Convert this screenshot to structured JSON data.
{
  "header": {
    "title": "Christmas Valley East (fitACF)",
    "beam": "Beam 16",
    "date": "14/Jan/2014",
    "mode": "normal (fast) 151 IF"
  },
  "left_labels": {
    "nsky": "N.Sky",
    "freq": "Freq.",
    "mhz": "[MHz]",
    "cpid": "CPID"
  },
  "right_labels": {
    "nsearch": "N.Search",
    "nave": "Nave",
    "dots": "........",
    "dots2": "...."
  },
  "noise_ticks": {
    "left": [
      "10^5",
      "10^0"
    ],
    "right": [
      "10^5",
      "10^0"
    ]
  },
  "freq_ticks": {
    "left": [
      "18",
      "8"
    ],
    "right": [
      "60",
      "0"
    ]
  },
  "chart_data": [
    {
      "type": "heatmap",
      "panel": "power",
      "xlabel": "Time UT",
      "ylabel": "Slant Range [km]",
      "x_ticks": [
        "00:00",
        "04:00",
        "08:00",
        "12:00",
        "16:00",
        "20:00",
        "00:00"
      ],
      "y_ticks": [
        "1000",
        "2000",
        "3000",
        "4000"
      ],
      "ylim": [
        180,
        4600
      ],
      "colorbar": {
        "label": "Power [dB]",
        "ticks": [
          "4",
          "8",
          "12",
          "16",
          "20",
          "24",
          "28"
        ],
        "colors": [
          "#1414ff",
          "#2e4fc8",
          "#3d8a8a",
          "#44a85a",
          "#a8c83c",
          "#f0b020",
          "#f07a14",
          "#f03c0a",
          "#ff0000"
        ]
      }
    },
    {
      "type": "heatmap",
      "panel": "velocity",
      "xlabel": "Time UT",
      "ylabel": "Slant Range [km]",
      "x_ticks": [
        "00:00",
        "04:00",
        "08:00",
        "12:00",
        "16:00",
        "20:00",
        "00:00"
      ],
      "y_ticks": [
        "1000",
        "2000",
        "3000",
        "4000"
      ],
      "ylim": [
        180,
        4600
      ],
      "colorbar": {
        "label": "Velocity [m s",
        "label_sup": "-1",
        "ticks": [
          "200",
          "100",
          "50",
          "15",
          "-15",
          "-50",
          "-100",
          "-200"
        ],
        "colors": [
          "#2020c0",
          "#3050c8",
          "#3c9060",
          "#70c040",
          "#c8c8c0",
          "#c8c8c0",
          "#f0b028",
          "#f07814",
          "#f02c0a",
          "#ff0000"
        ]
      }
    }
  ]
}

···

▸ **GOAL**
Each line of the listing should be copied exactly.

▸ **RESPONSE TO THIS EXERCISE**
Convert this screenshot to structured JSON data.
{
  "header": {
    "title": "Christmas Valley East (fitACF)",
    "beam": "Beam 16",
    "date": "14/Jan/2014",
    "mode": "normal (fast) 151 IF"
  },
  "left_labels": {
    "nsky": "N.Sky",
    "freq": "Freq.",
    "mhz": "[MHz]",
    "cpid": "CPID"
  },
  "right_labels": {
    "nsearch": "N.Search",
    "nave": "Nave",
    "dots": "........",
    "dots2": "...."
  },
  "noise_ticks": {
    "left": [
      "10^5",
      "10^0"
    ],
    "right": [
      "10^5",
      "10^0"
    ]
  },
  "freq_ticks": {
    "left": [
      "18",
      "8"
    ],
    "right": [
      "60",
      "0"
    ]
  },
  "chart_data": [
    {
      "type": "heatmap",
      "panel": "power",
      "xlabel": "Time UT",
      "ylabel": "Slant Range [km]",
      "x_ticks": [
        "00:00",
        "04:00",
        "08:00",
        "12:00",
        "16:00",
        "20:00",
        "00:00"
      ],
      "y_ticks": [
        "1000",
        "2000",
        "3000",
        "4000"
      ],
      "ylim": [
        180,
        4600
      ],
      "colorbar": {
        "label": "Power [dB]",
        "ticks": [
          "4",
          "8",
          "12",
          "16",
          "20",
          "24",
          "28"
        ],
        "colors": [
          "#1414ff",
          "#2e4fc8",
          "#3d8a8a",
          "#44a85a",
          "#a8c83c",
          "#f0b020",
          "#f07a14",
          "#f03c0a",
          "#ff0000"
        ]
      }
    },
    {
      "type": "heatmap",
      "panel": "velocity",
      "xlabel": "Time UT",
      "ylabel": "Slant Range [km]",
      "x_ticks": [
        "00:00",
        "04:00",
        "08:00",
        "12:00",
        "16:00",
        "20:00",
        "00:00"
      ],
      "y_ticks": [
        "1000",
        "2000",
        "3000",
        "4000"
      ],
      "ylim": [
        180,
        4600
      ],
      "colorbar": {
        "label": "Velocity [m s",
        "label_sup": "-1",
        "ticks": [
          "200",
          "100",
          "50",
          "15",
          "-15",
          "-50",
          "-100",
          "-200"
        ],
        "colors": [
          "#2020c0",
          "#3050c8",
          "#3c9060",
          "#70c040",
          "#c8c8c0",
          "#c8c8c0",
          "#f0b028",
          "#f07814",
          "#f02c0a",
          "#ff0000"
        ]
      }
    }
  ]
}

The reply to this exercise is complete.